Do this: Gather all lines in the records below that include the word "value".

-------- Records shown

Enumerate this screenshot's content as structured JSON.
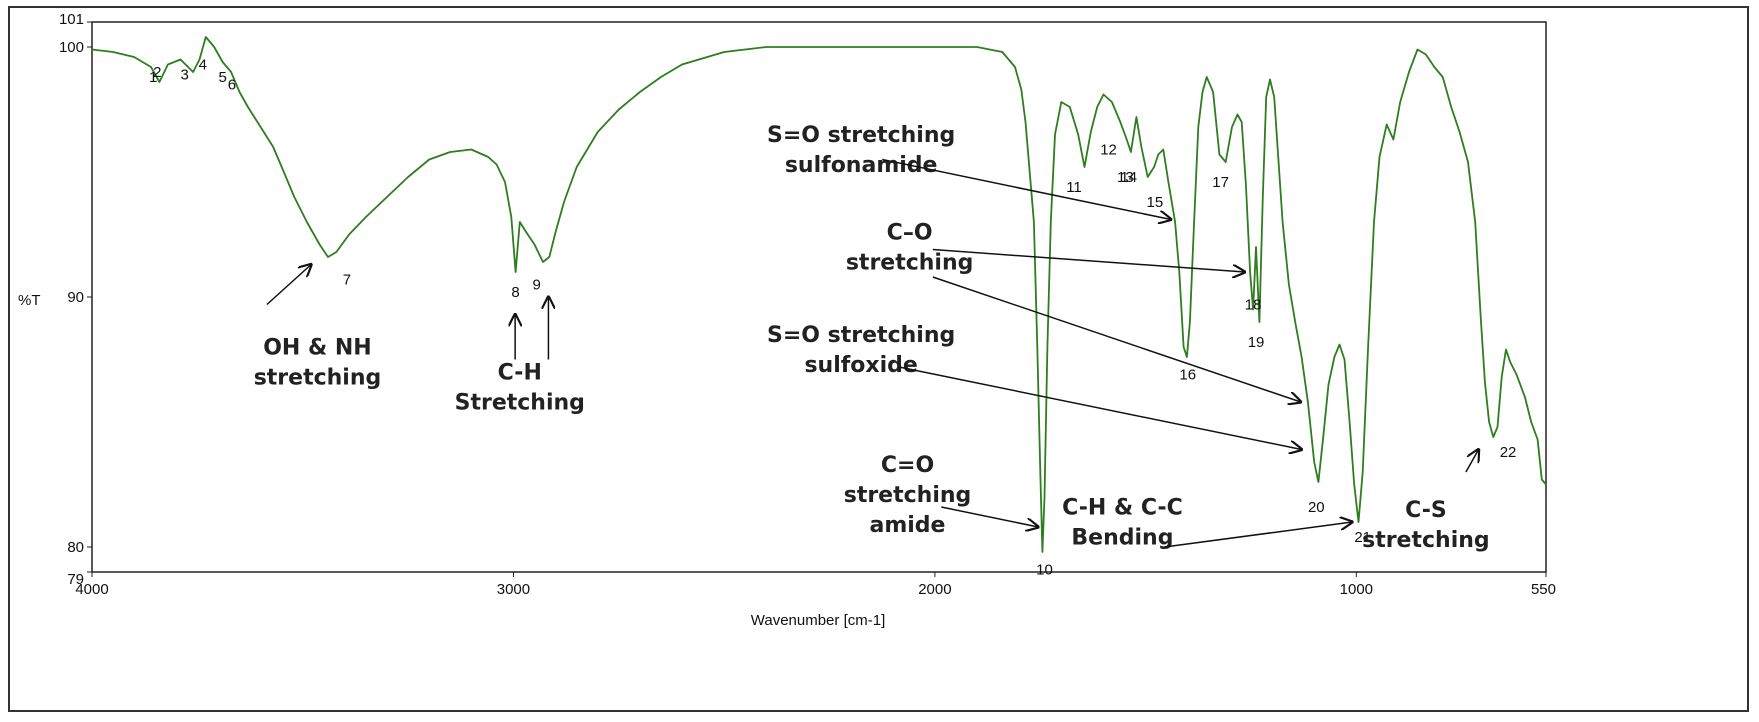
{
  "chart_data": {
    "type": "line",
    "title": "",
    "xlabel": "Wavenumber [cm-1]",
    "ylabel": "%T",
    "xlim": [
      4000,
      550
    ],
    "ylim": [
      79,
      101
    ],
    "x_reversed": true,
    "grid": false,
    "x_ticks": [
      {
        "label": "4000",
        "value": 4000
      },
      {
        "label": "3000",
        "value": 3000
      },
      {
        "label": "2000",
        "value": 2000
      },
      {
        "label": "1000",
        "value": 1000
      },
      {
        "label": "550",
        "value": 550
      }
    ],
    "y_ticks": [
      {
        "label": "101",
        "value": 101
      },
      {
        "label": "100",
        "value": 100
      },
      {
        "label": "90",
        "value": 90
      },
      {
        "label": "80",
        "value": 80
      },
      {
        "label": "79",
        "value": 79
      }
    ],
    "series": [
      {
        "color": "#2e7d1f",
        "points": [
          [
            4000,
            99.9
          ],
          [
            3950,
            99.8
          ],
          [
            3900,
            99.6
          ],
          [
            3860,
            99.2
          ],
          [
            3840,
            98.6
          ],
          [
            3820,
            99.3
          ],
          [
            3790,
            99.5
          ],
          [
            3760,
            99.0
          ],
          [
            3745,
            99.5
          ],
          [
            3730,
            100.4
          ],
          [
            3710,
            100.0
          ],
          [
            3690,
            99.4
          ],
          [
            3670,
            99.0
          ],
          [
            3650,
            98.2
          ],
          [
            3630,
            97.6
          ],
          [
            3600,
            96.8
          ],
          [
            3570,
            96.0
          ],
          [
            3550,
            95.2
          ],
          [
            3520,
            94.0
          ],
          [
            3490,
            93.0
          ],
          [
            3460,
            92.1
          ],
          [
            3440,
            91.6
          ],
          [
            3420,
            91.8
          ],
          [
            3390,
            92.5
          ],
          [
            3350,
            93.2
          ],
          [
            3300,
            94.0
          ],
          [
            3250,
            94.8
          ],
          [
            3200,
            95.5
          ],
          [
            3150,
            95.8
          ],
          [
            3100,
            95.9
          ],
          [
            3060,
            95.6
          ],
          [
            3040,
            95.3
          ],
          [
            3020,
            94.6
          ],
          [
            3005,
            93.2
          ],
          [
            2995,
            91.0
          ],
          [
            2985,
            93.0
          ],
          [
            2970,
            92.6
          ],
          [
            2950,
            92.1
          ],
          [
            2930,
            91.4
          ],
          [
            2915,
            91.6
          ],
          [
            2900,
            92.6
          ],
          [
            2880,
            93.8
          ],
          [
            2850,
            95.2
          ],
          [
            2800,
            96.6
          ],
          [
            2750,
            97.5
          ],
          [
            2700,
            98.2
          ],
          [
            2650,
            98.8
          ],
          [
            2600,
            99.3
          ],
          [
            2500,
            99.8
          ],
          [
            2400,
            100.0
          ],
          [
            2300,
            100.0
          ],
          [
            2200,
            100.0
          ],
          [
            2100,
            100.0
          ],
          [
            2000,
            100.0
          ],
          [
            1900,
            100.0
          ],
          [
            1840,
            99.8
          ],
          [
            1810,
            99.2
          ],
          [
            1795,
            98.3
          ],
          [
            1785,
            97.0
          ],
          [
            1775,
            95.0
          ],
          [
            1765,
            93.0
          ],
          [
            1757,
            88.0
          ],
          [
            1750,
            83.0
          ],
          [
            1745,
            79.8
          ],
          [
            1740,
            82.0
          ],
          [
            1733,
            88.0
          ],
          [
            1725,
            93.0
          ],
          [
            1715,
            96.5
          ],
          [
            1700,
            97.8
          ],
          [
            1680,
            97.6
          ],
          [
            1660,
            96.5
          ],
          [
            1645,
            95.2
          ],
          [
            1630,
            96.6
          ],
          [
            1615,
            97.6
          ],
          [
            1600,
            98.1
          ],
          [
            1580,
            97.8
          ],
          [
            1560,
            97.0
          ],
          [
            1545,
            96.3
          ],
          [
            1535,
            95.8
          ],
          [
            1522,
            97.2
          ],
          [
            1510,
            96.0
          ],
          [
            1495,
            94.8
          ],
          [
            1480,
            95.2
          ],
          [
            1470,
            95.7
          ],
          [
            1458,
            95.9
          ],
          [
            1445,
            94.5
          ],
          [
            1430,
            93.0
          ],
          [
            1420,
            91.0
          ],
          [
            1410,
            88.0
          ],
          [
            1402,
            87.6
          ],
          [
            1395,
            89.0
          ],
          [
            1385,
            93.0
          ],
          [
            1375,
            96.8
          ],
          [
            1365,
            98.2
          ],
          [
            1355,
            98.8
          ],
          [
            1340,
            98.2
          ],
          [
            1325,
            95.7
          ],
          [
            1310,
            95.4
          ],
          [
            1295,
            96.8
          ],
          [
            1282,
            97.3
          ],
          [
            1272,
            97.0
          ],
          [
            1262,
            94.5
          ],
          [
            1252,
            91.0
          ],
          [
            1245,
            89.5
          ],
          [
            1238,
            92.0
          ],
          [
            1230,
            89.0
          ],
          [
            1222,
            94.0
          ],
          [
            1214,
            98.0
          ],
          [
            1205,
            98.7
          ],
          [
            1195,
            98.0
          ],
          [
            1185,
            95.5
          ],
          [
            1175,
            93.0
          ],
          [
            1160,
            90.5
          ],
          [
            1145,
            89.0
          ],
          [
            1130,
            87.6
          ],
          [
            1115,
            85.8
          ],
          [
            1100,
            83.4
          ],
          [
            1090,
            82.6
          ],
          [
            1078,
            84.5
          ],
          [
            1066,
            86.5
          ],
          [
            1052,
            87.6
          ],
          [
            1040,
            88.1
          ],
          [
            1028,
            87.5
          ],
          [
            1016,
            85.0
          ],
          [
            1005,
            82.5
          ],
          [
            995,
            81.0
          ],
          [
            985,
            83.0
          ],
          [
            972,
            88.0
          ],
          [
            958,
            93.0
          ],
          [
            945,
            95.6
          ],
          [
            928,
            96.9
          ],
          [
            912,
            96.3
          ],
          [
            896,
            97.8
          ],
          [
            875,
            99.0
          ],
          [
            855,
            99.9
          ],
          [
            835,
            99.7
          ],
          [
            815,
            99.2
          ],
          [
            795,
            98.8
          ],
          [
            775,
            97.6
          ],
          [
            755,
            96.6
          ],
          [
            735,
            95.4
          ],
          [
            718,
            93.0
          ],
          [
            705,
            89.2
          ],
          [
            695,
            86.6
          ],
          [
            685,
            85.0
          ],
          [
            675,
            84.4
          ],
          [
            665,
            84.8
          ],
          [
            655,
            86.8
          ],
          [
            645,
            87.9
          ],
          [
            635,
            87.4
          ],
          [
            620,
            86.9
          ],
          [
            600,
            86.0
          ],
          [
            585,
            85.0
          ],
          [
            570,
            84.3
          ],
          [
            560,
            82.7
          ],
          [
            550,
            82.5
          ]
        ]
      }
    ],
    "peak_labels": [
      {
        "label": "1",
        "x": 3855,
        "y": 98.6
      },
      {
        "label": "2",
        "x": 3845,
        "y": 98.8
      },
      {
        "label": "3",
        "x": 3780,
        "y": 98.7
      },
      {
        "label": "4",
        "x": 3737,
        "y": 99.1
      },
      {
        "label": "5",
        "x": 3690,
        "y": 98.6
      },
      {
        "label": "6",
        "x": 3668,
        "y": 98.3
      },
      {
        "label": "7",
        "x": 3395,
        "y": 90.5
      },
      {
        "label": "8",
        "x": 2995,
        "y": 90.0
      },
      {
        "label": "9",
        "x": 2945,
        "y": 90.3
      },
      {
        "label": "10",
        "x": 1740,
        "y": 78.9
      },
      {
        "label": "11",
        "x": 1670,
        "y": 94.2
      },
      {
        "label": "12",
        "x": 1588,
        "y": 95.7
      },
      {
        "label": "13",
        "x": 1548,
        "y": 94.6
      },
      {
        "label": "14",
        "x": 1540,
        "y": 94.6
      },
      {
        "label": "15",
        "x": 1478,
        "y": 93.6
      },
      {
        "label": "16",
        "x": 1400,
        "y": 86.7
      },
      {
        "label": "17",
        "x": 1322,
        "y": 94.4
      },
      {
        "label": "18",
        "x": 1245,
        "y": 89.5
      },
      {
        "label": "19",
        "x": 1238,
        "y": 88.0
      },
      {
        "label": "20",
        "x": 1095,
        "y": 81.4
      },
      {
        "label": "21",
        "x": 985,
        "y": 80.2
      },
      {
        "label": "22",
        "x": 640,
        "y": 83.6
      }
    ],
    "annotations": [
      {
        "lines": [
          "OH & NH",
          "stretching"
        ],
        "x": 3465,
        "y": 87.7,
        "arrows": [
          {
            "from": [
              3585,
              89.7
            ],
            "to": [
              3480,
              91.3
            ]
          }
        ]
      },
      {
        "lines": [
          "C-H",
          "Stretching"
        ],
        "x": 2985,
        "y": 86.7,
        "arrows": [
          {
            "from": [
              2996,
              87.5
            ],
            "to": [
              2996,
              89.3
            ]
          },
          {
            "from": [
              2917,
              87.5
            ],
            "to": [
              2917,
              90.0
            ]
          }
        ]
      },
      {
        "lines": [
          "S=O stretching",
          "sulfonamide"
        ],
        "x": 2175,
        "y": 96.2,
        "arrows": [
          {
            "from": [
              2125,
              95.5
            ],
            "to": [
              1440,
              93.1
            ]
          }
        ]
      },
      {
        "lines": [
          "C–O",
          "stretching"
        ],
        "x": 2060,
        "y": 92.3,
        "arrows": [
          {
            "from": [
              2005,
              91.9
            ],
            "to": [
              1265,
              91.0
            ]
          },
          {
            "from": [
              2005,
              90.8
            ],
            "to": [
              1132,
              85.8
            ]
          }
        ]
      },
      {
        "lines": [
          "S=O stretching",
          "sulfoxide"
        ],
        "x": 2175,
        "y": 88.2,
        "arrows": [
          {
            "from": [
              2085,
              87.2
            ],
            "to": [
              1130,
              83.9
            ]
          }
        ]
      },
      {
        "lines": [
          "C=O",
          "stretching",
          "amide"
        ],
        "x": 2065,
        "y": 83.0,
        "arrows": [
          {
            "from": [
              1985,
              81.6
            ],
            "to": [
              1755,
              80.8
            ]
          }
        ]
      },
      {
        "lines": [
          "C-H & C-C",
          "Bending"
        ],
        "x": 1555,
        "y": 81.3,
        "arrows": [
          {
            "from": [
              1455,
              80.0
            ],
            "to": [
              1010,
              81.0
            ]
          }
        ]
      },
      {
        "lines": [
          "C-S",
          "stretching"
        ],
        "x": 835,
        "y": 81.2,
        "arrows": [
          {
            "from": [
              740,
              83.0
            ],
            "to": [
              710,
              83.9
            ]
          }
        ]
      }
    ]
  }
}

----------------

Completed task:
        "value": 4000
        "value": 3000
        "value": 2000
        "value": 1000
        "value": 550
        "value": 101
        "value": 100
        "value": 90
        "value": 80
        "value": 79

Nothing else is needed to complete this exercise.